▸ WHAT TO WORK ON: Present the following entries again, word for word and in full.

───── DATA ROWS

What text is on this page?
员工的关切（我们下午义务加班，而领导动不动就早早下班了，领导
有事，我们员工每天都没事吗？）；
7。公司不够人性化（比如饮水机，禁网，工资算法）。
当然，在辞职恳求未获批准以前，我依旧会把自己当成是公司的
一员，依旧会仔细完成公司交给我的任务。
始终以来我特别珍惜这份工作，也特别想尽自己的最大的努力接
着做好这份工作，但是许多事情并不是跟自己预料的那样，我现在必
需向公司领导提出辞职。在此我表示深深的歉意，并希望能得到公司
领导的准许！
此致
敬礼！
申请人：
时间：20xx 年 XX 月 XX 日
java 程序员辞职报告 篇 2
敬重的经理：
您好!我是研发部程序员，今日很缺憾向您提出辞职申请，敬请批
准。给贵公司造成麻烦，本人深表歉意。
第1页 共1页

──────────

▸ RESULT OF THIS EXERCISE:
What text is on this page?
员工的关切（我们下午义务加班，而领导动不动就早早下班了，领导
有事，我们员工每天都没事吗？）；
7。公司不够人性化（比如饮水机，禁网，工资算法）。
当然，在辞职恳求未获批准以前，我依旧会把自己当成是公司的
一员，依旧会仔细完成公司交给我的任务。
始终以来我特别珍惜这份工作，也特别想尽自己的最大的努力接
着做好这份工作，但是许多事情并不是跟自己预料的那样，我现在必
需向公司领导提出辞职。在此我表示深深的歉意，并希望能得到公司
领导的准许！
此致
敬礼！
申请人：
时间：20xx 年 XX 月 XX 日
java 程序员辞职报告 篇 2
敬重的经理：
您好!我是研发部程序员，今日很缺憾向您提出辞职申请，敬请批
准。给贵公司造成麻烦，本人深表歉意。
第1页 共1页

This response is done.